● **DATA EXCERPTS**

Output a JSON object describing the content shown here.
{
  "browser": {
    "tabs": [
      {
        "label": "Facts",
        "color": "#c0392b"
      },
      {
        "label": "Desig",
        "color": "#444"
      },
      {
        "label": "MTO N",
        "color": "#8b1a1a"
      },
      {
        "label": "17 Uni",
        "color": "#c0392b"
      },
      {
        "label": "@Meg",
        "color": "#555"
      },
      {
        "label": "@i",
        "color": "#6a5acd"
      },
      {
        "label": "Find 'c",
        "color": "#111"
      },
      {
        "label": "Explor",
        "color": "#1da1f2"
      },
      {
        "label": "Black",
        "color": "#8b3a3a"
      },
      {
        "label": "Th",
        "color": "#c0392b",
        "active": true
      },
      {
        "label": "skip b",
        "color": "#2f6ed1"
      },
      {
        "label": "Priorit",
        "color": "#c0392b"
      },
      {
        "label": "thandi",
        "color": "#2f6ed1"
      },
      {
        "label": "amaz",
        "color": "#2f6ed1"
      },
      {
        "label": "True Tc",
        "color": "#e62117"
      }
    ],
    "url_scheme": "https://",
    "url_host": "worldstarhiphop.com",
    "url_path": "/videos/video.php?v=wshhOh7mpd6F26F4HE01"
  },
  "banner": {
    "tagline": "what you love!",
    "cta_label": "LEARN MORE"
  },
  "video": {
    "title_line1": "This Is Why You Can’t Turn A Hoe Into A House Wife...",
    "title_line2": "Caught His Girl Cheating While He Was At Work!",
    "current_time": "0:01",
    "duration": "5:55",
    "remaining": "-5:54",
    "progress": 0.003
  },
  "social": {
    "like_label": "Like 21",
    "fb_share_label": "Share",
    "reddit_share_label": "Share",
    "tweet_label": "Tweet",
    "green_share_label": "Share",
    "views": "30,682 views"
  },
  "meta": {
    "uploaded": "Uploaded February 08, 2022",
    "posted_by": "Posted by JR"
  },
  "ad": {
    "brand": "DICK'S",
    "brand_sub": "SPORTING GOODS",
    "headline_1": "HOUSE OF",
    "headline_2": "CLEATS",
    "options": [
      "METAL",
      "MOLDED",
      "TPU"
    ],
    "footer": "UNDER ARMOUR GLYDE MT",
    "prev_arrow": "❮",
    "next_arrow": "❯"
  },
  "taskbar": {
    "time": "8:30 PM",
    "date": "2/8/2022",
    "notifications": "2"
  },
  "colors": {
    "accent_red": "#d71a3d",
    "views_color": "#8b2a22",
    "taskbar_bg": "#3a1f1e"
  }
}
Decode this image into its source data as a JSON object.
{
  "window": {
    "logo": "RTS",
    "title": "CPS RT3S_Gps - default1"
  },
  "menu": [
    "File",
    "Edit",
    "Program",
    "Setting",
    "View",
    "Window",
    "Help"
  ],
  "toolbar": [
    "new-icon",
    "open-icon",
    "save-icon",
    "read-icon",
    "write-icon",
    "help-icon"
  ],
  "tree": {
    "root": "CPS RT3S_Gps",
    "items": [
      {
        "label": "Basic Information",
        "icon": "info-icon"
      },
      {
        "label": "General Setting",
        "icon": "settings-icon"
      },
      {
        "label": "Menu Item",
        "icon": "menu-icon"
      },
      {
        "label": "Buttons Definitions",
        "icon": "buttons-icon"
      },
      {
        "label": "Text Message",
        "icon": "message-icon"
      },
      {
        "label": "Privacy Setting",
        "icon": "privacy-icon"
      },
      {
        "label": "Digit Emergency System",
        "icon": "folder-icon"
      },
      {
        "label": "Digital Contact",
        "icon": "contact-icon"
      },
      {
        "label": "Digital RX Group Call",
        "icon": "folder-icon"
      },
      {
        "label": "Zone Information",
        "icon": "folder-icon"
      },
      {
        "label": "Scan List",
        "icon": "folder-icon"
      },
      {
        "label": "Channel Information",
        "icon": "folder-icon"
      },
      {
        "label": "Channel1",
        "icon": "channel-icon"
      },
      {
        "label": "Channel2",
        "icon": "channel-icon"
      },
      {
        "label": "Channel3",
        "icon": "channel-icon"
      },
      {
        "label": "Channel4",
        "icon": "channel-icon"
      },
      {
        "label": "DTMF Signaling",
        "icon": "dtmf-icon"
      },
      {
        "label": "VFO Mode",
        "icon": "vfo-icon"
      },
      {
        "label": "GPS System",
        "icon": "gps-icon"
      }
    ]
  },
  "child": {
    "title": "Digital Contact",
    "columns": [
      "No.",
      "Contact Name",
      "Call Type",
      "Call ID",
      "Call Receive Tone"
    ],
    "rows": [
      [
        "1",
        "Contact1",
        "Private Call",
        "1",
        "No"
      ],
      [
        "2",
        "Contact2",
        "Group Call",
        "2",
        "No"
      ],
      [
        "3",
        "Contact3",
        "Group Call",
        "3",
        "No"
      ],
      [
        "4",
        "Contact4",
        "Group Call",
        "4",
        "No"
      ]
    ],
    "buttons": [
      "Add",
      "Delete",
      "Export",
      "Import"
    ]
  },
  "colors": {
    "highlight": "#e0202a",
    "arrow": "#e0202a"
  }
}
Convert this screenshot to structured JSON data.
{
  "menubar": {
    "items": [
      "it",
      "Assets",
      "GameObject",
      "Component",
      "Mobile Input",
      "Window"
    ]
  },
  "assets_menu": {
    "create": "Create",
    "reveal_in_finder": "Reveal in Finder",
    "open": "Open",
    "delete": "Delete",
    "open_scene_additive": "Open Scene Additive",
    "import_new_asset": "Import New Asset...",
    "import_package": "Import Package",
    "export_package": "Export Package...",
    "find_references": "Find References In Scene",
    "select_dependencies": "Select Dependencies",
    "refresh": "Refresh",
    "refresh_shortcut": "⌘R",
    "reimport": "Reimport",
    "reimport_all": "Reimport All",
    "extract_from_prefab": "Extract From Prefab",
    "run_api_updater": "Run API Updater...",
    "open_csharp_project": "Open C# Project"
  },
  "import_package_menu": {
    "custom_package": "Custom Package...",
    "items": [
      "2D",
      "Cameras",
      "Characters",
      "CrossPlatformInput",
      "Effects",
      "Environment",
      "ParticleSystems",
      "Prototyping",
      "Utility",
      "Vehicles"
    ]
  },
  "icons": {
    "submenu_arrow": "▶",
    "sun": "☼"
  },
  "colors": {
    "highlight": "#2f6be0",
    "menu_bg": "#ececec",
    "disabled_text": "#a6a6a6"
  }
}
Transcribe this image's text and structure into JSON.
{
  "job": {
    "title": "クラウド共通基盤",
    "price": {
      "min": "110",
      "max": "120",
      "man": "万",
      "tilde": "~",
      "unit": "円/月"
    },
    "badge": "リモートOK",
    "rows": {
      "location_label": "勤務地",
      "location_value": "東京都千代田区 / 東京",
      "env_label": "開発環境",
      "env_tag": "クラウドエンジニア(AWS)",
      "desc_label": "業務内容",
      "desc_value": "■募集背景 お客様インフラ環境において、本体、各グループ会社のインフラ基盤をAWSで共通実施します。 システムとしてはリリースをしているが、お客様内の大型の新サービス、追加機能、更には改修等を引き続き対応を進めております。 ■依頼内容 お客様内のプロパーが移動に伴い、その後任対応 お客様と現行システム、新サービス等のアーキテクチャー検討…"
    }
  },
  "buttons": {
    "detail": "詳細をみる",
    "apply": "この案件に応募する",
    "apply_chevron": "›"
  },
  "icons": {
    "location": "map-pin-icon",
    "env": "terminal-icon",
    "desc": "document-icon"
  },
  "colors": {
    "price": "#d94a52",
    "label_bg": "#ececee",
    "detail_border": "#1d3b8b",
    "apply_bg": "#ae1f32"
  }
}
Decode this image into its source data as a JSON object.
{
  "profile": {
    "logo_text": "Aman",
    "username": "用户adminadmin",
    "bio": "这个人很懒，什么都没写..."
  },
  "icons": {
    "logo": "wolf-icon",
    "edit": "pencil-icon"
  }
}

● **TASK TO COMPLETE**
Repeat the material above exactly.

● **ANSWER TO THIS PROBLEM**
Output a JSON object describing the content shown here.
{
  "browser": {
    "tabs": [
      {
        "label": "Facts",
        "color": "#c0392b"
      },
      {
        "label": "Desig",
        "color": "#444"
      },
      {
        "label": "MTO N",
        "color": "#8b1a1a"
      },
      {
        "label": "17 Uni",
        "color": "#c0392b"
      },
      {
        "label": "@Meg",
        "color": "#555"
      },
      {
        "label": "@i",
        "color": "#6a5acd"
      },
      {
        "label": "Find 'c",
        "color": "#111"
      },
      {
        "label": "Explor",
        "color": "#1da1f2"
      },
      {
        "label": "Black",
        "color": "#8b3a3a"
      },
      {
        "label": "Th",
        "color": "#c0392b",
        "active": true
      },
      {
        "label": "skip b",
        "color": "#2f6ed1"
      },
      {
        "label": "Priorit",
        "color": "#c0392b"
      },
      {
        "label": "thandi",
        "color": "#2f6ed1"
      },
      {
        "label": "amaz",
        "color": "#2f6ed1"
      },
      {
        "label": "True Tc",
        "color": "#e62117"
      }
    ],
    "url_scheme": "https://",
    "url_host": "worldstarhiphop.com",
    "url_path": "/videos/video.php?v=wshhOh7mpd6F26F4HE01"
  },
  "banner": {
    "tagline": "what you love!",
    "cta_label": "LEARN MORE"
  },
  "video": {
    "title_line1": "This Is Why You Can’t Turn A Hoe Into A House Wife...",
    "title_line2": "Caught His Girl Cheating While He Was At Work!",
    "current_time": "0:01",
    "duration": "5:55",
    "remaining": "-5:54",
    "progress": 0.003
  },
  "social": {
    "like_label": "Like 21",
    "fb_share_label": "Share",
    "reddit_share_label": "Share",
    "tweet_label": "Tweet",
    "green_share_label": "Share",
    "views": "30,682 views"
  },
  "meta": {
    "uploaded": "Uploaded February 08, 2022",
    "posted_by": "Posted by JR"
  },
  "ad": {
    "brand": "DICK'S",
    "brand_sub": "SPORTING GOODS",
    "headline_1": "HOUSE OF",
    "headline_2": "CLEATS",
    "options": [
      "METAL",
      "MOLDED",
      "TPU"
    ],
    "footer": "UNDER ARMOUR GLYDE MT",
    "prev_arrow": "❮",
    "next_arrow": "❯"
  },
  "taskbar": {
    "time": "8:30 PM",
    "date": "2/8/2022",
    "notifications": "2"
  },
  "colors": {
    "accent_red": "#d71a3d",
    "views_color": "#8b2a22",
    "taskbar_bg": "#3a1f1e"
  }
}
Decode this image into its source data as a JSON object.
{
  "window": {
    "logo": "RTS",
    "title": "CPS RT3S_Gps - default1"
  },
  "menu": [
    "File",
    "Edit",
    "Program",
    "Setting",
    "View",
    "Window",
    "Help"
  ],
  "toolbar": [
    "new-icon",
    "open-icon",
    "save-icon",
    "read-icon",
    "write-icon",
    "help-icon"
  ],
  "tree": {
    "root": "CPS RT3S_Gps",
    "items": [
      {
        "label": "Basic Information",
        "icon": "info-icon"
      },
      {
        "label": "General Setting",
        "icon": "settings-icon"
      },
      {
        "label": "Menu Item",
        "icon": "menu-icon"
      },
      {
        "label": "Buttons Definitions",
        "icon": "buttons-icon"
      },
      {
        "label": "Text Message",
        "icon": "message-icon"
      },
      {
        "label": "Privacy Setting",
        "icon": "privacy-icon"
      },
      {
        "label": "Digit Emergency System",
        "icon": "folder-icon"
      },
      {
        "label": "Digital Contact",
        "icon": "contact-icon"
      },
      {
        "label": "Digital RX Group Call",
        "icon": "folder-icon"
      },
      {
        "label": "Zone Information",
        "icon": "folder-icon"
      },
      {
        "label": "Scan List",
        "icon": "folder-icon"
      },
      {
        "label": "Channel Information",
        "icon": "folder-icon"
      },
      {
        "label": "Channel1",
        "icon": "channel-icon"
      },
      {
        "label": "Channel2",
        "icon": "channel-icon"
      },
      {
        "label": "Channel3",
        "icon": "channel-icon"
      },
      {
        "label": "Channel4",
        "icon": "channel-icon"
      },
      {
        "label": "DTMF Signaling",
        "icon": "dtmf-icon"
      },
      {
        "label": "VFO Mode",
        "icon": "vfo-icon"
      },
      {
        "label": "GPS System",
        "icon": "gps-icon"
      }
    ]
  },
  "child": {
    "title": "Digital Contact",
    "columns": [
      "No.",
      "Contact Name",
      "Call Type",
      "Call ID",
      "Call Receive Tone"
    ],
    "rows": [
      [
        "1",
        "Contact1",
        "Private Call",
        "1",
        "No"
      ],
      [
        "2",
        "Contact2",
        "Group Call",
        "2",
        "No"
      ],
      [
        "3",
        "Contact3",
        "Group Call",
        "3",
        "No"
      ],
      [
        "4",
        "Contact4",
        "Group Call",
        "4",
        "No"
      ]
    ],
    "buttons": [
      "Add",
      "Delete",
      "Export",
      "Import"
    ]
  },
  "colors": {
    "highlight": "#e0202a",
    "arrow": "#e0202a"
  }
}
Convert this screenshot to structured JSON data.
{
  "menubar": {
    "items": [
      "it",
      "Assets",
      "GameObject",
      "Component",
      "Mobile Input",
      "Window"
    ]
  },
  "assets_menu": {
    "create": "Create",
    "reveal_in_finder": "Reveal in Finder",
    "open": "Open",
    "delete": "Delete",
    "open_scene_additive": "Open Scene Additive",
    "import_new_asset": "Import New Asset...",
    "import_package": "Import Package",
    "export_package": "Export Package...",
    "find_references": "Find References In Scene",
    "select_dependencies": "Select Dependencies",
    "refresh": "Refresh",
    "refresh_shortcut": "⌘R",
    "reimport": "Reimport",
    "reimport_all": "Reimport All",
    "extract_from_prefab": "Extract From Prefab",
    "run_api_updater": "Run API Updater...",
    "open_csharp_project": "Open C# Project"
  },
  "import_package_menu": {
    "custom_package": "Custom Package...",
    "items": [
      "2D",
      "Cameras",
      "Characters",
      "CrossPlatformInput",
      "Effects",
      "Environment",
      "ParticleSystems",
      "Prototyping",
      "Utility",
      "Vehicles"
    ]
  },
  "icons": {
    "submenu_arrow": "▶",
    "sun": "☼"
  },
  "colors": {
    "highlight": "#2f6be0",
    "menu_bg": "#ececec",
    "disabled_text": "#a6a6a6"
  }
}
Transcribe this image's text and structure into JSON.
{
  "job": {
    "title": "クラウド共通基盤",
    "price": {
      "min": "110",
      "max": "120",
      "man": "万",
      "tilde": "~",
      "unit": "円/月"
    },
    "badge": "リモートOK",
    "rows": {
      "location_label": "勤務地",
      "location_value": "東京都千代田区 / 東京",
      "env_label": "開発環境",
      "env_tag": "クラウドエンジニア(AWS)",
      "desc_label": "業務内容",
      "desc_value": "■募集背景 お客様インフラ環境において、本体、各グループ会社のインフラ基盤をAWSで共通実施します。 システムとしてはリリースをしているが、お客様内の大型の新サービス、追加機能、更には改修等を引き続き対応を進めております。 ■依頼内容 お客様内のプロパーが移動に伴い、その後任対応 お客様と現行システム、新サービス等のアーキテクチャー検討…"
    }
  },
  "buttons": {
    "detail": "詳細をみる",
    "apply": "この案件に応募する",
    "apply_chevron": "›"
  },
  "icons": {
    "location": "map-pin-icon",
    "env": "terminal-icon",
    "desc": "document-icon"
  },
  "colors": {
    "price": "#d94a52",
    "label_bg": "#ececee",
    "detail_border": "#1d3b8b",
    "apply_bg": "#ae1f32"
  }
}
Decode this image into its source data as a JSON object.
{
  "profile": {
    "logo_text": "Aman",
    "username": "用户adminadmin",
    "bio": "这个人很懒，什么都没写..."
  },
  "icons": {
    "logo": "wolf-icon",
    "edit": "pencil-icon"
  }
}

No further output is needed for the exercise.